Stated problem →
Find every line in the records below that holds the word "fitACF", and copy each one.

Input data →
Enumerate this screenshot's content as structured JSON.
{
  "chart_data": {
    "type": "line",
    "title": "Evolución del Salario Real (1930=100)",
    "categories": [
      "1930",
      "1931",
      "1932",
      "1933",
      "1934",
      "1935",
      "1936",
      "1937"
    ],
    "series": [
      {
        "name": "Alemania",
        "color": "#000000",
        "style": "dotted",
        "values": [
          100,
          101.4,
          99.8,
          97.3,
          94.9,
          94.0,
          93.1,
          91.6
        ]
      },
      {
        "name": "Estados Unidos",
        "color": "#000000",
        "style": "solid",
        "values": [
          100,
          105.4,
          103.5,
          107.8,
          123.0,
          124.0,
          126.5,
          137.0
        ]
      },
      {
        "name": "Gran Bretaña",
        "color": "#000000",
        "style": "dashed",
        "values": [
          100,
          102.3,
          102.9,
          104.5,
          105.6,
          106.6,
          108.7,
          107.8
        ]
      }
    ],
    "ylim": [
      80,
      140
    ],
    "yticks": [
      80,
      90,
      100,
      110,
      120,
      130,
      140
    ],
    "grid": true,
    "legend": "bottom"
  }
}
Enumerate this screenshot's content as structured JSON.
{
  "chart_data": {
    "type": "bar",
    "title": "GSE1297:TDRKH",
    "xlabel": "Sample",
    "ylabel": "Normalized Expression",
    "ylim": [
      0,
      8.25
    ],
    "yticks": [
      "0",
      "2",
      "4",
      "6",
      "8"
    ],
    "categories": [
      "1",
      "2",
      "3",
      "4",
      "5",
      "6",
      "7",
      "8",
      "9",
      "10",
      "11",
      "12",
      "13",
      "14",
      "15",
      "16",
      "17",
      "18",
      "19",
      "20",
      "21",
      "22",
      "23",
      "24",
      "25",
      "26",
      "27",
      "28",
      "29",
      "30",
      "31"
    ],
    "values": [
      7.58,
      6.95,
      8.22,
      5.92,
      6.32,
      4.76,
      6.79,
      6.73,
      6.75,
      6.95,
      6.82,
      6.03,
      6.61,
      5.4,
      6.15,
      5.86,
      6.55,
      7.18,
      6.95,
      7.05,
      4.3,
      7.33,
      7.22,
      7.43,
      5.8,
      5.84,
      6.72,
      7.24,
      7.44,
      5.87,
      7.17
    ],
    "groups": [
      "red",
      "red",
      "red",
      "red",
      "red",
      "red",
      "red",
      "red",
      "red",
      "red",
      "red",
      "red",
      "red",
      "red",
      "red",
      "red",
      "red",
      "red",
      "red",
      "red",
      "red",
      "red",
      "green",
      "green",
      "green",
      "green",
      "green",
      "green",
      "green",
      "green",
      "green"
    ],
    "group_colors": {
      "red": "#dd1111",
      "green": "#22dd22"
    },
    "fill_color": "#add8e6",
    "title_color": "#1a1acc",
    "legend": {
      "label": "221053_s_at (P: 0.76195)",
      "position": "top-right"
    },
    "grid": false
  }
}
...
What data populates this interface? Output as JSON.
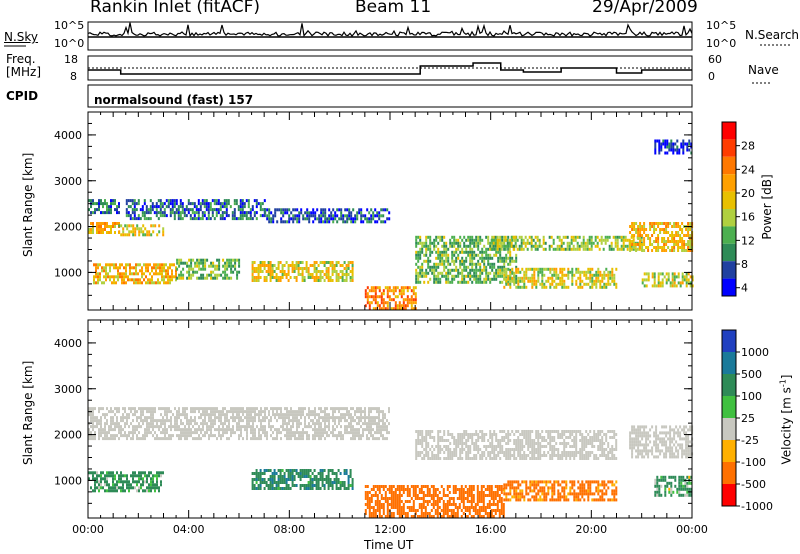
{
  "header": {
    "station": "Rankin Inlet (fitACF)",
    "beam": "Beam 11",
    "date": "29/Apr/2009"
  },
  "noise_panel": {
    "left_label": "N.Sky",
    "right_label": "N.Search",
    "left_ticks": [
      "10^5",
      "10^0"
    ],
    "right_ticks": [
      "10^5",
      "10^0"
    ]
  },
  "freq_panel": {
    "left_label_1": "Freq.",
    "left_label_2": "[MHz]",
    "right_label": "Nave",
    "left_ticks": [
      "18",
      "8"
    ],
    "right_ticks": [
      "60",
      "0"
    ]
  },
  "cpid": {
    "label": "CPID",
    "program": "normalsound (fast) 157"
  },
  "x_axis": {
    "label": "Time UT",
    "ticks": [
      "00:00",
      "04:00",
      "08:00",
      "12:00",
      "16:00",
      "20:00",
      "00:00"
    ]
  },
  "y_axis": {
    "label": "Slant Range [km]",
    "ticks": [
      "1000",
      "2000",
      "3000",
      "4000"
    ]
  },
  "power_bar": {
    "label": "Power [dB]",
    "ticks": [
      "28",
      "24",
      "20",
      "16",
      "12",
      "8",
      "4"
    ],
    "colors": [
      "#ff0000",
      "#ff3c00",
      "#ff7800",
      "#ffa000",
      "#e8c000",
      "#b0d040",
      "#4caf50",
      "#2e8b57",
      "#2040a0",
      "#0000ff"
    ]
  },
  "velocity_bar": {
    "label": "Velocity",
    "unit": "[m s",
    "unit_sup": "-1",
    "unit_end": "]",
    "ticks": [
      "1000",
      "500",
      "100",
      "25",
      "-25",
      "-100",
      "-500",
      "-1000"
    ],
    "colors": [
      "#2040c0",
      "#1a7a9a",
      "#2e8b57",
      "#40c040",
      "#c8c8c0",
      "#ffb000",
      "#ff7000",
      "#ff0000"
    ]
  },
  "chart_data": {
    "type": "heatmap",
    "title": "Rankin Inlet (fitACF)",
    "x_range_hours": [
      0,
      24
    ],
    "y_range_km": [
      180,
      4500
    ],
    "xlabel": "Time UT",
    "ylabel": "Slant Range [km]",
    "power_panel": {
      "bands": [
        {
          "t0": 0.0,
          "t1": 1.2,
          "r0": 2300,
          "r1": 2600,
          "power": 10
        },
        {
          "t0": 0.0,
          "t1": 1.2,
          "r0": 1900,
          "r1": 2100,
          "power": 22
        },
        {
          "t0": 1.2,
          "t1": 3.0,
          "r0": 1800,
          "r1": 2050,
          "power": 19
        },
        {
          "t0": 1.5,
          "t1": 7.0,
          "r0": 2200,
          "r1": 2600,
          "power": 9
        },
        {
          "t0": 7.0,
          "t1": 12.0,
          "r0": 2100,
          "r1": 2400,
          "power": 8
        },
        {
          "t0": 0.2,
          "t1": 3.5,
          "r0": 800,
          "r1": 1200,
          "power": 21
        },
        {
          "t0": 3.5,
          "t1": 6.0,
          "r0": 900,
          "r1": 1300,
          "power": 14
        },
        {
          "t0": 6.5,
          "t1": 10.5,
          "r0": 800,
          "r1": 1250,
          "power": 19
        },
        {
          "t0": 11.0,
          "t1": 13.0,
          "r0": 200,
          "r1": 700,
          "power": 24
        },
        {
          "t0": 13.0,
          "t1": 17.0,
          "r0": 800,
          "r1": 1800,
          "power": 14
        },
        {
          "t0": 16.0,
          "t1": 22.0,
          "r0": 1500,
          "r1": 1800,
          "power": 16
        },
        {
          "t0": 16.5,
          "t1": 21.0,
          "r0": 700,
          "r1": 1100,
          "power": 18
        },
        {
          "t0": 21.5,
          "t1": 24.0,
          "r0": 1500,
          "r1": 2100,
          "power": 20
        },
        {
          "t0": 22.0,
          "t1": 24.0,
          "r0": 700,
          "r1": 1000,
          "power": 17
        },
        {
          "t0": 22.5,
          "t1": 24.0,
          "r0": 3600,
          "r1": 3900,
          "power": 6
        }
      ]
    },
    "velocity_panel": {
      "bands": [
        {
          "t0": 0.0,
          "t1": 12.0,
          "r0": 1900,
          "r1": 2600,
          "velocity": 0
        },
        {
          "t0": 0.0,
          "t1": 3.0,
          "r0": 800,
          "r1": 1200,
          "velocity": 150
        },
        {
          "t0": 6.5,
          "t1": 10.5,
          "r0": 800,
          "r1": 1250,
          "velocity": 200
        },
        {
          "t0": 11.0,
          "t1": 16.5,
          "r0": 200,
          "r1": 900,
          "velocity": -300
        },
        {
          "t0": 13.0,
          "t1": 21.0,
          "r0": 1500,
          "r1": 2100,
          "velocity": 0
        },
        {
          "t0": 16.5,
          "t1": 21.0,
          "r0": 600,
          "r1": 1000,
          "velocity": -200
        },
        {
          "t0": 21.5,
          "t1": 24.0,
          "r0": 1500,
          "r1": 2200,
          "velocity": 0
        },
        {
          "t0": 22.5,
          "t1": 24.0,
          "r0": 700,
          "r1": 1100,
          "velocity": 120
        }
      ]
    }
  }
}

Answer to the exercise →
    "station": "Rankin Inlet (fitACF)",
    "title": "Rankin Inlet (fitACF)",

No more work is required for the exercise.